PROBLEM TO SOLVE :: Set down the data below without change, skipping the pictures it holds.

DATASET EXCERPTS ::
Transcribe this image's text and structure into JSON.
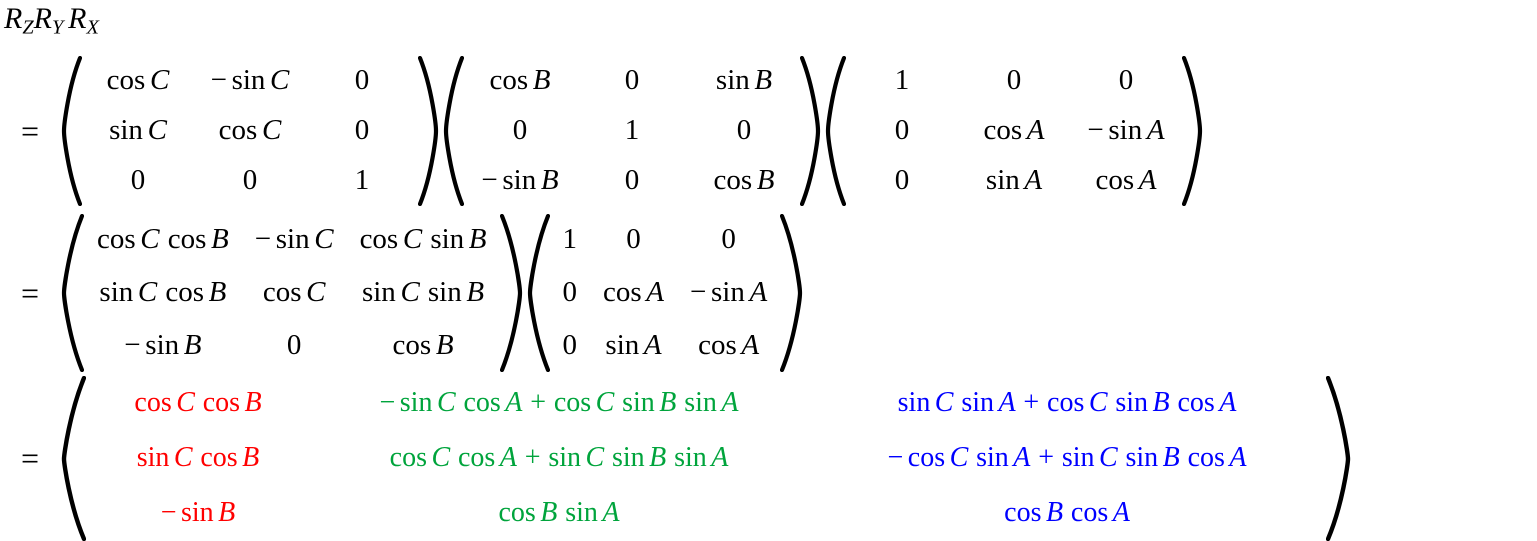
{
  "document": {
    "type": "math-derivation",
    "subject": "Rotation matrix product R_Z R_Y R_X (extrinsic ZYX Euler angles)"
  },
  "colors": {
    "column1": "#ff0000",
    "column2": "#00a43c",
    "column3": "#0000ff",
    "text": "#000000",
    "background": "#ffffff"
  },
  "lhs": {
    "r": "R",
    "sub_z": "Z",
    "sub_y": "Y",
    "sub_x": "X"
  },
  "equals": "=",
  "line1": {
    "matrices": [
      {
        "name": "rotation-z",
        "rows": [
          [
            "cos C",
            "− sin C",
            "0"
          ],
          [
            "sin C",
            "cos C",
            "0"
          ],
          [
            "0",
            "0",
            "1"
          ]
        ]
      },
      {
        "name": "rotation-y",
        "rows": [
          [
            "cos B",
            "0",
            "sin B"
          ],
          [
            "0",
            "1",
            "0"
          ],
          [
            "− sin B",
            "0",
            "cos B"
          ]
        ]
      },
      {
        "name": "rotation-x",
        "rows": [
          [
            "1",
            "0",
            "0"
          ],
          [
            "0",
            "cos A",
            "− sin A"
          ],
          [
            "0",
            "sin A",
            "cos A"
          ]
        ]
      }
    ]
  },
  "line2": {
    "matrices": [
      {
        "name": "rotation-zy-product",
        "rows": [
          [
            "cos C cos B",
            "− sin C",
            "cos C sin B"
          ],
          [
            "sin C cos B",
            "cos C",
            "sin C sin B"
          ],
          [
            "− sin B",
            "0",
            "cos B"
          ]
        ]
      },
      {
        "name": "rotation-x",
        "rows": [
          [
            "1",
            "0",
            "0"
          ],
          [
            "0",
            "cos A",
            "− sin A"
          ],
          [
            "0",
            "sin A",
            "cos A"
          ]
        ]
      }
    ]
  },
  "line3": {
    "matrix": {
      "name": "rotation-zyx-product",
      "rows": [
        [
          "cos C cos B",
          "− sin C cos A + cos C sin B sin A",
          "sin C sin A + cos C sin B cos A"
        ],
        [
          "sin C cos B",
          "cos C cos A + sin C sin B sin A",
          "− cos C sin A + sin C sin B cos A"
        ],
        [
          "− sin B",
          "cos B sin A",
          "cos B cos A"
        ]
      ]
    }
  },
  "symbols": {
    "minus": "−",
    "plus": "+",
    "cos": "cos",
    "sin": "sin",
    "A": "A",
    "B": "B",
    "C": "C",
    "zero": "0",
    "one": "1"
  }
}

SOLUTION TO THIS TASK ::
Transcribe this image's text and structure into JSON.
{
  "document": {
    "type": "math-derivation",
    "subject": "Rotation matrix product R_Z R_Y R_X (extrinsic ZYX Euler angles)"
  },
  "colors": {
    "column1": "#ff0000",
    "column2": "#00a43c",
    "column3": "#0000ff",
    "text": "#000000",
    "background": "#ffffff"
  },
  "lhs": {
    "r": "R",
    "sub_z": "Z",
    "sub_y": "Y",
    "sub_x": "X"
  },
  "equals": "=",
  "line1": {
    "matrices": [
      {
        "name": "rotation-z",
        "rows": [
          [
            "cos C",
            "− sin C",
            "0"
          ],
          [
            "sin C",
            "cos C",
            "0"
          ],
          [
            "0",
            "0",
            "1"
          ]
        ]
      },
      {
        "name": "rotation-y",
        "rows": [
          [
            "cos B",
            "0",
            "sin B"
          ],
          [
            "0",
            "1",
            "0"
          ],
          [
            "− sin B",
            "0",
            "cos B"
          ]
        ]
      },
      {
        "name": "rotation-x",
        "rows": [
          [
            "1",
            "0",
            "0"
          ],
          [
            "0",
            "cos A",
            "− sin A"
          ],
          [
            "0",
            "sin A",
            "cos A"
          ]
        ]
      }
    ]
  },
  "line2": {
    "matrices": [
      {
        "name": "rotation-zy-product",
        "rows": [
          [
            "cos C cos B",
            "− sin C",
            "cos C sin B"
          ],
          [
            "sin C cos B",
            "cos C",
            "sin C sin B"
          ],
          [
            "− sin B",
            "0",
            "cos B"
          ]
        ]
      },
      {
        "name": "rotation-x",
        "rows": [
          [
            "1",
            "0",
            "0"
          ],
          [
            "0",
            "cos A",
            "− sin A"
          ],
          [
            "0",
            "sin A",
            "cos A"
          ]
        ]
      }
    ]
  },
  "line3": {
    "matrix": {
      "name": "rotation-zyx-product",
      "rows": [
        [
          "cos C cos B",
          "− sin C cos A + cos C sin B sin A",
          "sin C sin A + cos C sin B cos A"
        ],
        [
          "sin C cos B",
          "cos C cos A + sin C sin B sin A",
          "− cos C sin A + sin C sin B cos A"
        ],
        [
          "− sin B",
          "cos B sin A",
          "cos B cos A"
        ]
      ]
    }
  },
  "symbols": {
    "minus": "−",
    "plus": "+",
    "cos": "cos",
    "sin": "sin",
    "A": "A",
    "B": "B",
    "C": "C",
    "zero": "0",
    "one": "1"
  }
}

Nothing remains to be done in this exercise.